> Do this
Copy every line of the data in which the word "人踩到西瓜皮上易滑倒" occurs.

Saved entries
====

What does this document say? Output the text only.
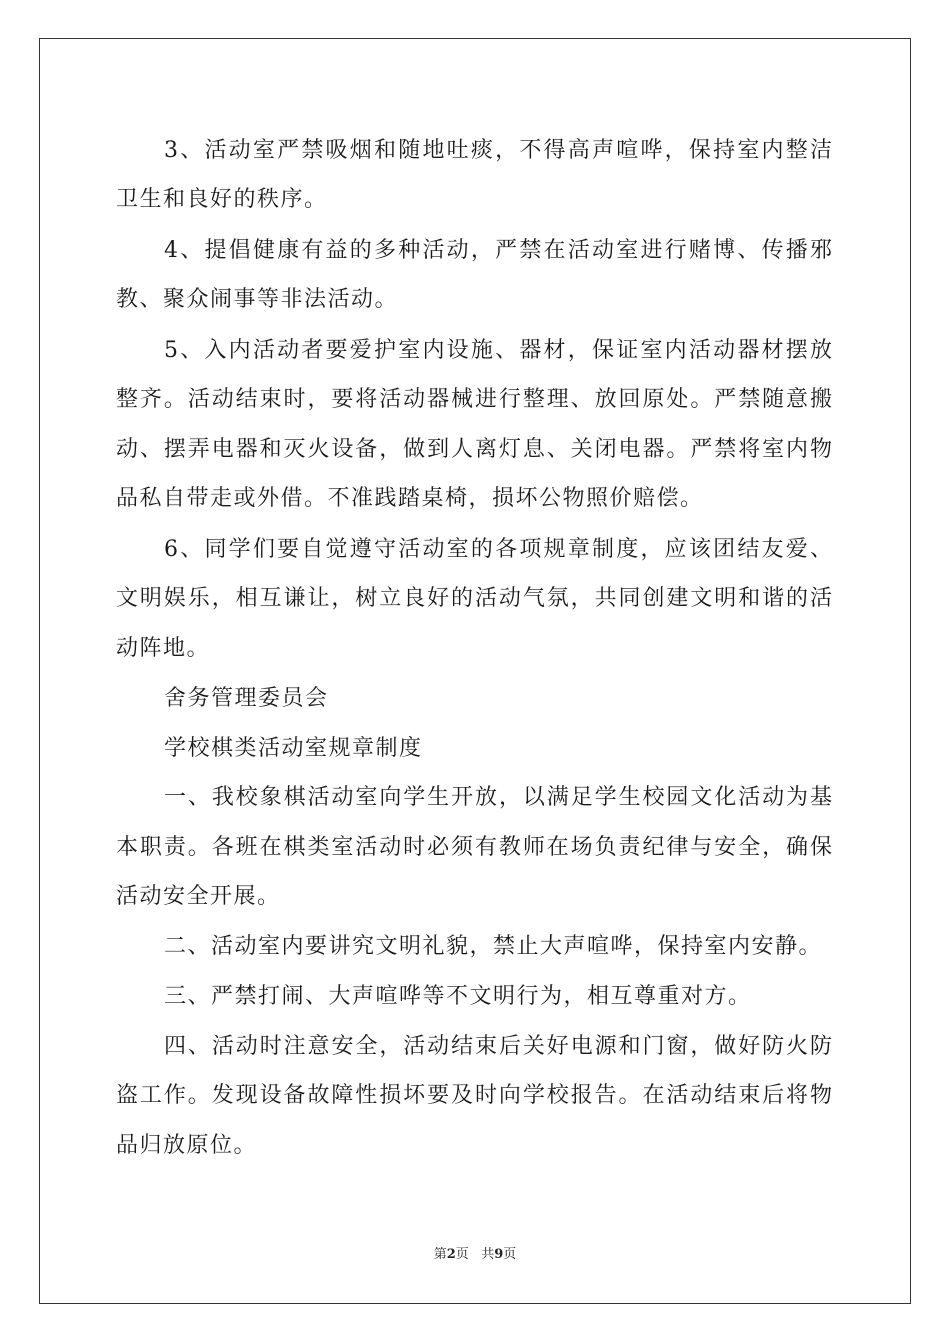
3、活动室严禁吸烟和随地吐痰，不得高声喧哗，保持室内整洁
卫生和良好的秩序。
4、提倡健康有益的多种活动，严禁在活动室进行赌博、传播邪
教、聚众闹事等非法活动。
5、入内活动者要爱护室内设施、器材，保证室内活动器材摆放
整齐。活动结束时，要将活动器械进行整理、放回原处。严禁随意搬
动、摆弄电器和灭火设备，做到人离灯息、关闭电器。严禁将室内物
品私自带走或外借。不准践踏桌椅，损坏公物照价赔偿。
6、同学们要自觉遵守活动室的各项规章制度，应该团结友爱、
文明娱乐，相互谦让，树立良好的活动气氛，共同创建文明和谐的活
动阵地。
舍务管理委员会
学校棋类活动室规章制度
一、我校象棋活动室向学生开放，以满足学生校园文化活动为基
本职责。各班在棋类室活动时必须有教师在场负责纪律与安全，确保
活动安全开展。
二、活动室内要讲究文明礼貌，禁止大声喧哗，保持室内安静。
三、严禁打闹、大声喧哗等不文明行为，相互尊重对方。
四、活动时注意安全，活动结束后关好电源和门窗，做好防火防
盗工作。发现设备故障性损坏要及时向学校报告。在活动结束后将物
品归放原位。
第2页 共9页
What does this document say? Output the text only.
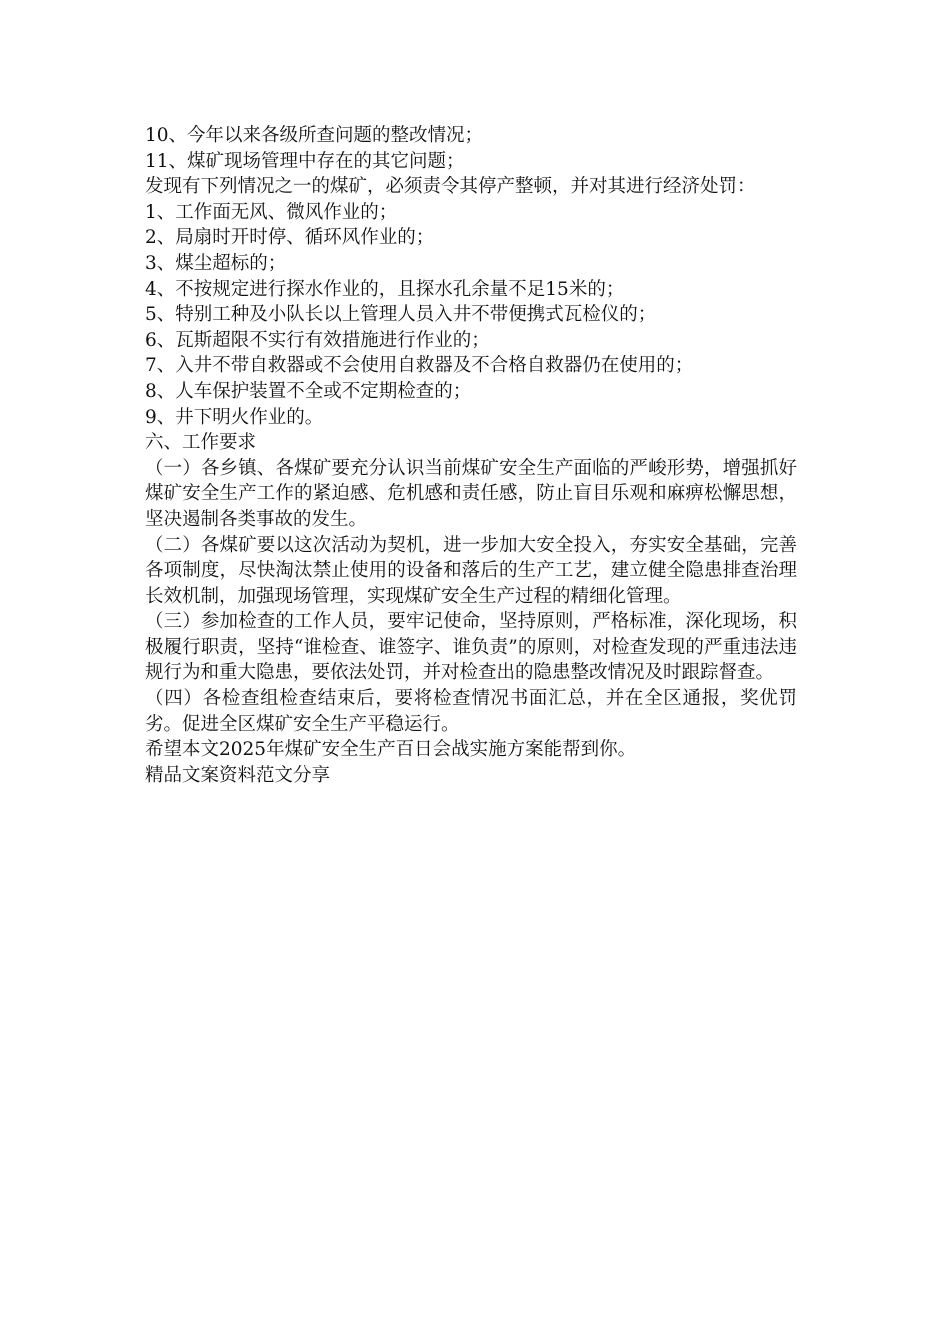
10、今年以来各级所查问题的整改情况；

11、煤矿现场管理中存在的其它问题；

发现有下列情况之一的煤矿，必须责令其停产整顿，并对其进行经济处罚：

1、工作面无风、微风作业的；

2、局扇时开时停、循环风作业的；

3、煤尘超标的；

4、不按规定进行探水作业的，且探水孔余量不足15米的；

5、特别工种及小队长以上管理人员入井不带便携式瓦检仪的；

6、瓦斯超限不实行有效措施进行作业的；

7、入井不带自救器或不会使用自救器及不合格自救器仍在使用的；

8、人车保护装置不全或不定期检查的；

9、井下明火作业的。

六、工作要求

（一）各乡镇、各煤矿要充分认识当前煤矿安全生产面临的严峻形势，增强抓好煤矿安全生产工作的紧迫感、危机感和责任感，防止盲目乐观和麻痹松懈思想，坚决遏制各类事故的发生。

（二）各煤矿要以这次活动为契机，进一步加大安全投入，夯实安全基础，完善各项制度，尽快淘汰禁止使用的设备和落后的生产工艺，建立健全隐患排查治理长效机制，加强现场管理，实现煤矿安全生产过程的精细化管理。

（三）参加检查的工作人员，要牢记使命，坚持原则，严格标准，深化现场，积极履行职责，坚持“谁检查、谁签字、谁负责”的原则，对检查发现的严重违法违规行为和重大隐患，要依法处罚，并对检查出的隐患整改情况及时跟踪督查。

（四）各检查组检查结束后，要将检查情况书面汇总，并在全区通报，奖优罚劣。促进全区煤矿安全生产平稳运行。

希望本文2025年煤矿安全生产百日会战实施方案能帮到你。

精品文案资料范文分享
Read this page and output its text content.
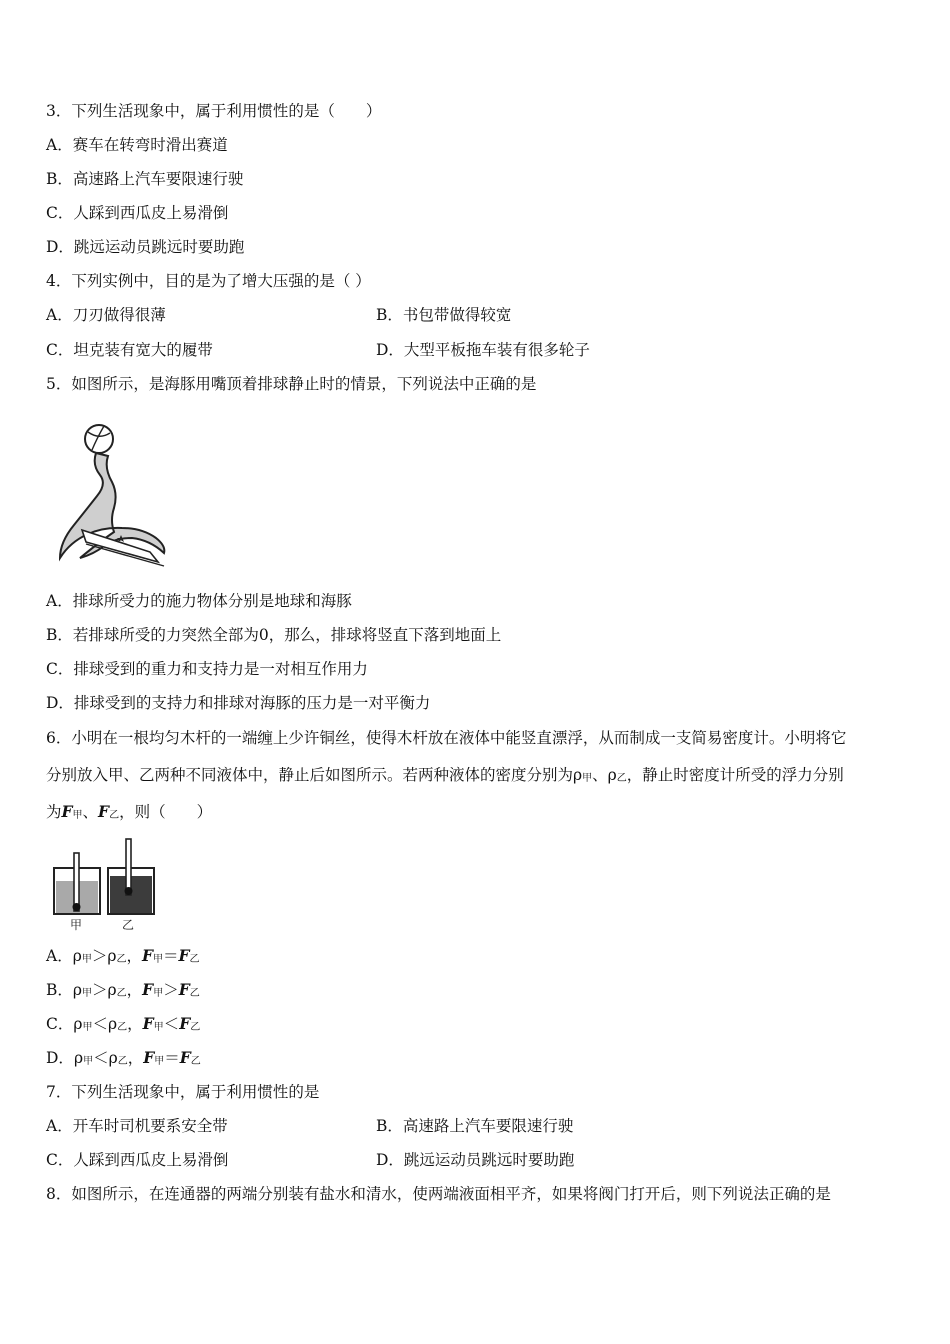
3．下列生活现象中，属于利用惯性的是（　　）
A．赛车在转弯时滑出赛道
B．高速路上汽车要限速行驶
C．人踩到西瓜皮上易滑倒
D．跳远运动员跳远时要助跑
4．下列实例中，目的是为了增大压强的是（ ）
A．刀刃做得很薄	B．书包带做得较宽
C．坦克装有宽大的履带	D．大型平板拖车装有很多轮子
5．如图所示，是海豚用嘴顶着排球静止时的情景，下列说法中正确的是
A．排球所受力的施力物体分别是地球和海豚
B．若排球所受的力突然全部为0，那么，排球将竖直下落到地面上
C．排球受到的重力和支持力是一对相互作用力
D．排球受到的支持力和排球对海豚的压力是一对平衡力
6．小明在一根均匀木杆的一端缠上少许铜丝，使得木杆放在液体中能竖直漂浮，从而制成一支简易密度计。小明将它
分别放入甲、乙两种不同液体中，静止后如图所示。若两种液体的密度分别为ρ甲、ρ乙，静止时密度计所受的浮力分别
为F甲、F乙，则（　　）
甲	乙
A．ρ甲＞ρ乙，F甲＝F乙
B．ρ甲＞ρ乙，F甲＞F乙
C．ρ甲＜ρ乙，F甲＜F乙
D．ρ甲＜ρ乙，F甲＝F乙
7．下列生活现象中，属于利用惯性的是
A．开车时司机要系安全带	B．高速路上汽车要限速行驶
C．人踩到西瓜皮上易滑倒	D．跳远运动员跳远时要助跑
8．如图所示，在连通器的两端分别装有盐水和清水，使两端液面相平齐，如果将阀门打开后，则下列说法正确的是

====

> Expected answer
C．人踩到西瓜皮上易滑倒
C．人踩到西瓜皮上易滑倒	D．跳远运动员跳远时要助跑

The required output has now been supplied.